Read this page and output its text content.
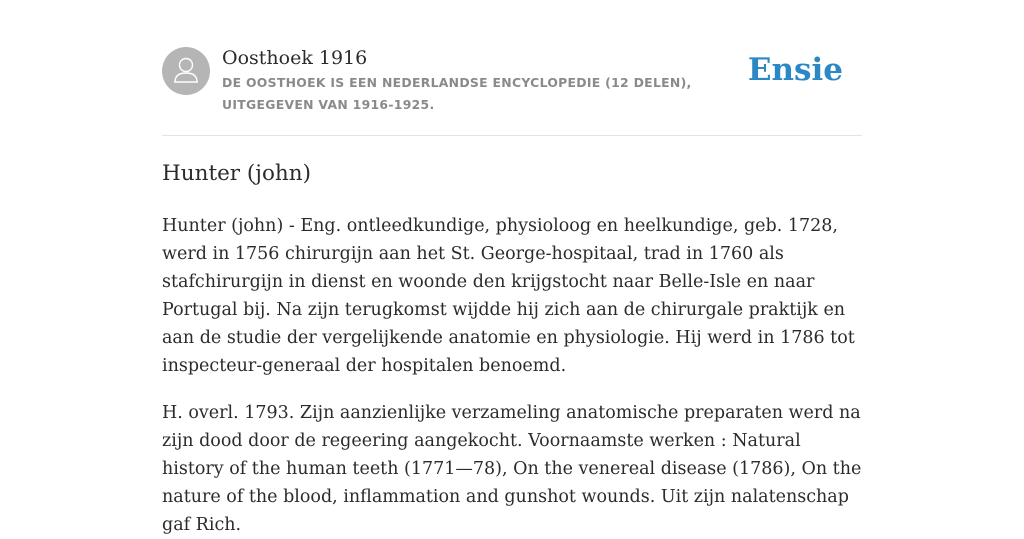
Oosthoek 1916
DE OOSTHOEK IS EEN NEDERLANDSE ENCYCLOPEDIE (12 DELEN), UITGEGEVEN VAN 1916-1925.
Ensie
Hunter (john)

Hunter (john) - Eng. ontleedkundige, physioloog en heelkundige, geb. 1728, werd in 1756 chirurgijn aan het St. George-hospitaal, trad in 1760 als stafchirurgijn in dienst en woonde den krijgstocht naar Belle-Isle en naar Portugal bij. Na zijn terugkomst wijdde hij zich aan de chirurgale praktijk en aan de studie der vergelijkende anatomie en physiologie. Hij werd in 1786 tot inspecteur-generaal der hospitalen benoemd.

H. overl. 1793. Zijn aanzienlijke verzameling anatomische preparaten werd na zijn dood door de regeering aangekocht. Voornaamste werken : Natural history of the human teeth (1771—78), On the venereal disease (1786), On the nature of the blood, inflammation and gunshot wounds. Uit zijn nalatenschap gaf Rich.
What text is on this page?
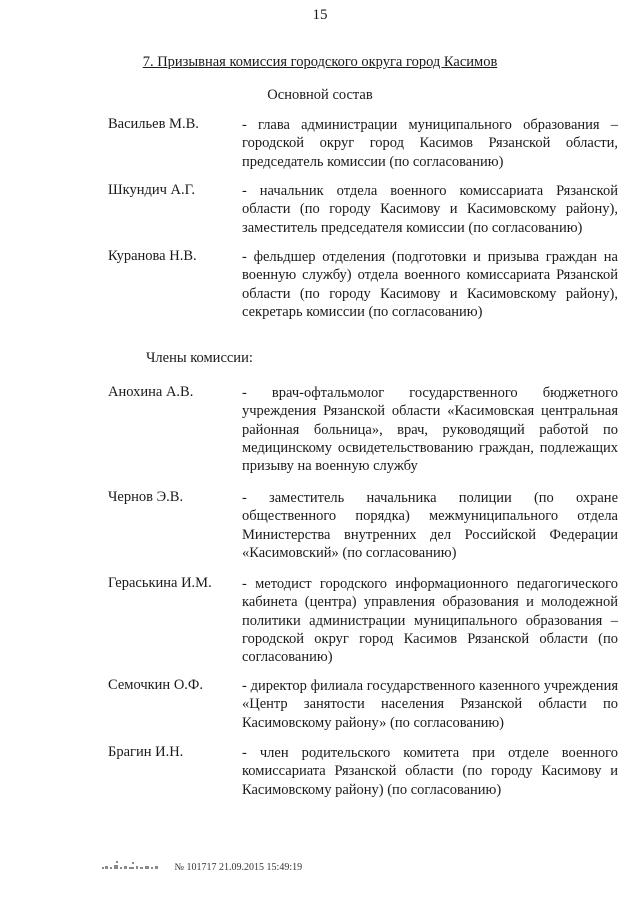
15
7. Призывная комиссия городского округа город Касимов
Основной состав
Васильев М.В.	- глава администрации муниципального образования – городской округ город Касимов Рязанской области, председатель комиссии (по согласованию)
Шкундич А.Г.	- начальник отдела военного комиссариата Рязанской области (по городу Касимову и Касимовскому району), заместитель председателя комиссии (по согласованию)
Куранова Н.В.	- фельдшер отделения (подготовки и призыва граждан на военную службу) отдела военного комиссариата Рязанской области (по городу Касимову и Касимовскому району), секретарь комиссии (по согласованию)
Члены комиссии:
Анохина А.В.	- врач-офтальмолог государственного бюджетного учреждения Рязанской области «Касимовская центральная районная больница», врач, руководящий работой по медицинскому освидетельствованию граждан, подлежащих призыву на военную службу
Чернов Э.В.	- заместитель начальника полиции (по охране общественного порядка) межмуниципального отдела Министерства внутренних дел Российской Федерации «Касимовский» (по согласованию)
Гераськина И.М. - методист городского информационного педагогического кабинета (центра) управления образования и молодежной политики администрации муниципального образования – городской округ город Касимов Рязанской области (по согласованию)
Семочкин О.Ф.	- директор филиала государственного казенного учреждения «Центр занятости населения Рязанской области по Касимовскому району» (по согласованию)
Брагин И.Н.	- член родительского комитета при отделе военного комиссариата Рязанской области (по городу Касимову и Касимовскому району) (по согласованию)
№ 101717 21.09.2015 15:49:19
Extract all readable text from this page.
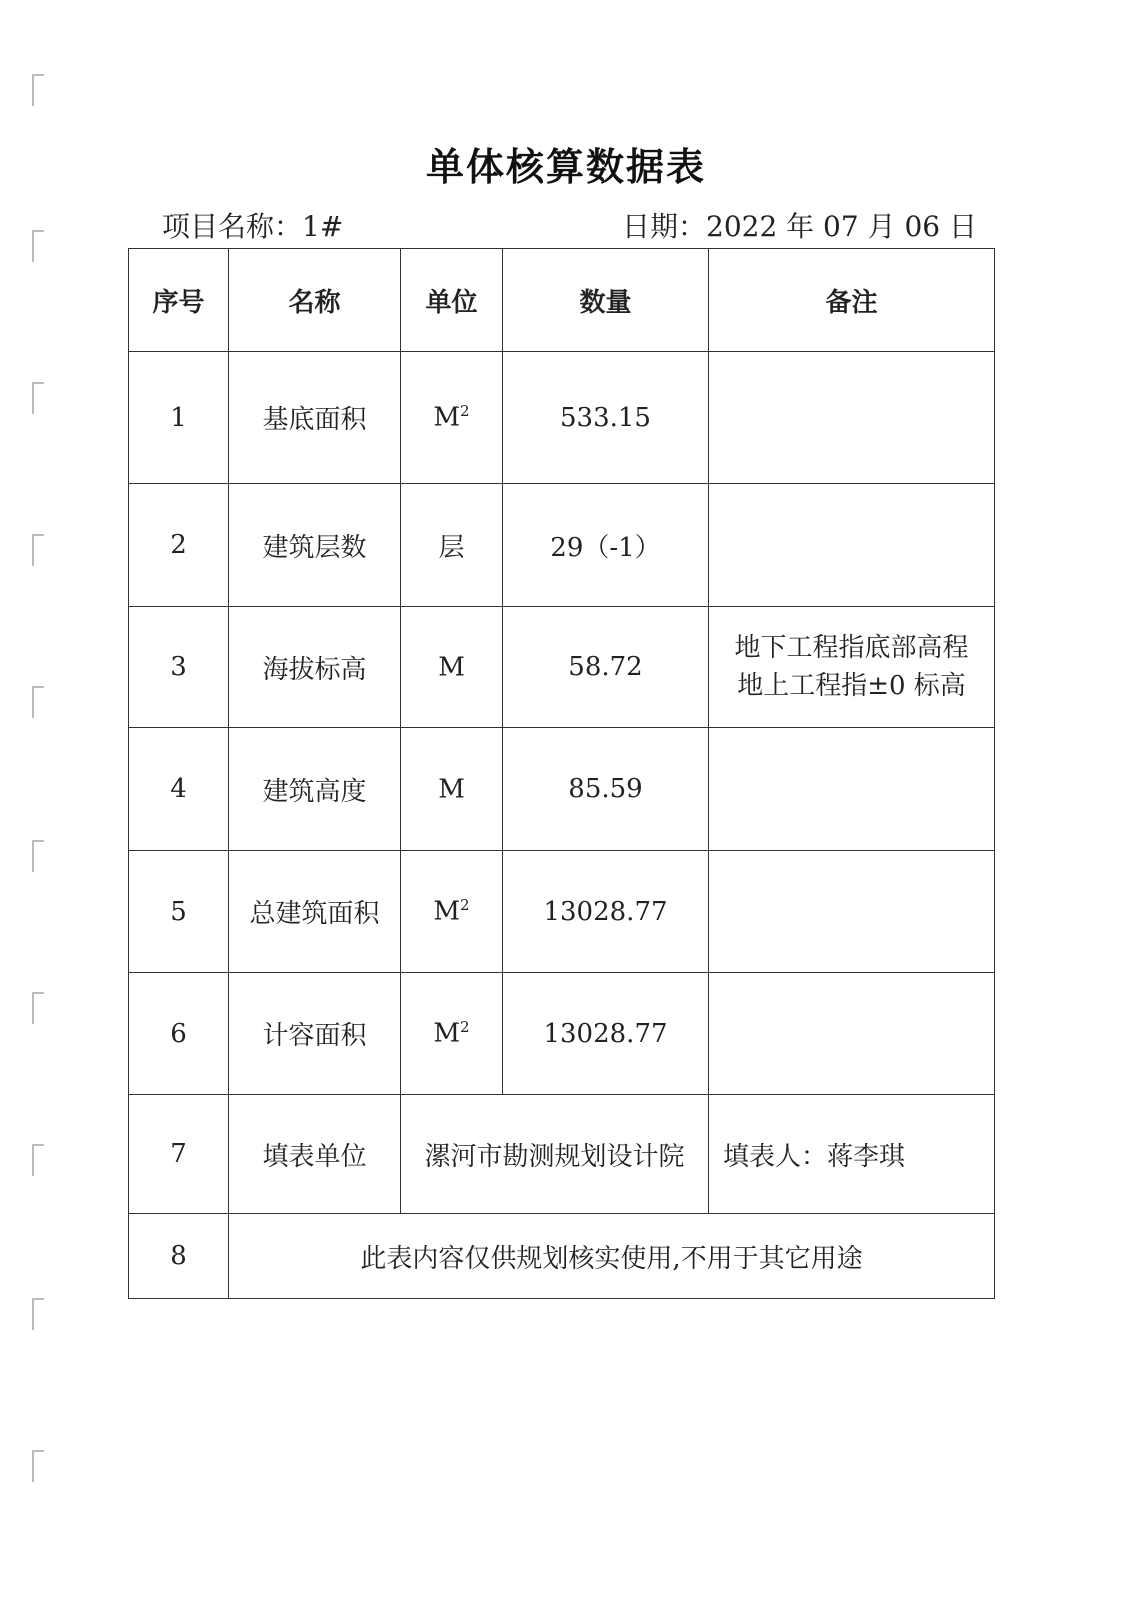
单体核算数据表
项目名称：1#	日期：2022 年 07 月 06 日
序号	名称	单位	数量	备注
1	基底面积	$M^2$	533.15	
2	建筑层数	层	29（-1）	
3	海拔标高	M	58.72	地下工程指底部高程
地上工程指±0 标高

4	建筑高度	M	85.59	
5	总建筑面积	$M^2$	13028.77	
6	计容面积	$M^2$	13028.77	
7	填表单位	漯河市勘测规划设计院		填表人：蒋李琪
8	此表内容仅供规划核实使用,不用于其它用途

- [Problem requirements]: Filter the entries down to the lines containing "службу". Copy each of those lines.

- [Written answer]:
Куранова Н.В.	- фельдшер отделения (подготовки и призыва граждан на военную службу) отдела военного комиссариата Рязанской области (по городу Касимову и Касимовскому району), секретарь комиссии (по согласованию)
Анохина А.В.	- врач-офтальмолог государственного бюджетного учреждения Рязанской области «Касимовская центральная районная больница», врач, руководящий работой по медицинскому освидетельствованию граждан, подлежащих призыву на военную службу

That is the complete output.